記述問題 →
提示テキストのうち「図1では、母材Mが上下方向に」を含む箇所から書き始め、「イバBの入線位置を検出する。」まで書き写してください。その際、「把持部2」を「保持部2」に更新してください。

提示テキスト →
▼

図1では、母材Mが上下方向に沿って延びている。このため、長手方向は上下方向と実質的に一致しており、直交平面は水平面と実質的に一致している。ただし、母材Mの長手方向は適宜変更してもよく、例えば水平方向であってもよい。
【0012】
把持部2は、母材Mを把持し、溶融炉3に向けて送り込む。また、把持部2は調心機構を備えており、直交平面内における母材Mの位置を調整可能である。溶融炉3は、ヒータによって母材Mを加熱・溶融させて、ベアファイバBを形成する。ファイバ径測定部4は、ベアファイバBの外径を測定する。泡検出部5は、ベアファイバBの内部に泡が有るか否かを検出する。位置検出部6は、複数の非接触式方向変換器7A~7Cのうち、最も上流側に位置する非接触式方向変換器7AへのベアファイバBの入線位置を検出する。
【0013】
ファイバ径測定部4、泡検出部5、および位置検出部6は、溶融炉3の下流側かつ非接触式方向変換器7A~7Cの上流側に配置されている。ファイバ径測定部4、泡検出部5、および位置検出部6の配置の順番は適宜変更してもよい。ただし、位置検出部6は、非接触式方向変換器7Aになるべく近い位置に配置されることが好ましい。
【0014】
非接触式方向変換器7A~7Cは、ベアファイバBの進行方向をそれぞれ90°、180°、90°変換する。例えば非接触式方向変換器7Aは、ベアファイバBの進行方向を、下方向から水平方向へと約90°変換している。なお、これら非接触式方向変換器の数、位置、方向変換の角度などは適宜変更してもよい。

▲

データ部 →
▼

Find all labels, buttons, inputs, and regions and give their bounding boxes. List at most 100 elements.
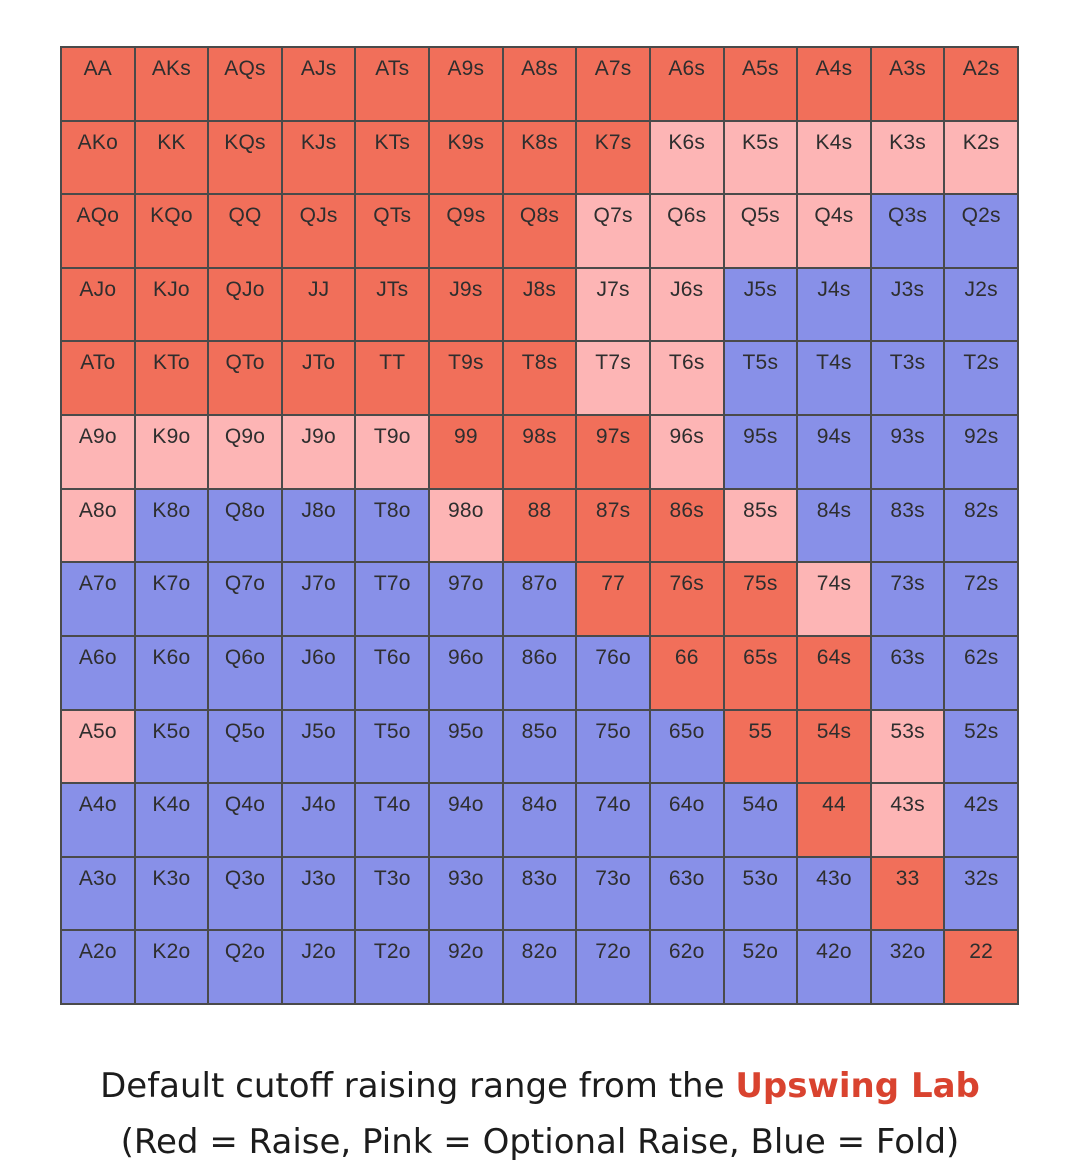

▲

本問の解答 →
図1では、母材Mが上下方向に沿って延びている。このため、長手方向は上下方向と実質的に一致しており、直交平面は水平面と実質的に一致している。ただし、母材Mの長手方向は適宜変更してもよく、例えば水平方向であってもよい。
【0012】
保持部2は、母材Mを把持し、溶融炉3に向けて送り込む。また、保持部2は調心機構を備えており、直交平面内における母材Mの位置を調整可能である。溶融炉3は、ヒータによって母材Mを加熱・溶融させて、ベアファイバBを形成する。ファイバ径測定部4は、ベアファイバBの外径を測定する。泡検出部5は、ベアファイバBの内部に泡が有るか否かを検出する。位置検出部6は、複数の非接触式方向変換器7A~7Cのうち、最も上流側に位置する非接触式方向変換器7AへのベアファイバBの入線位置を検出する。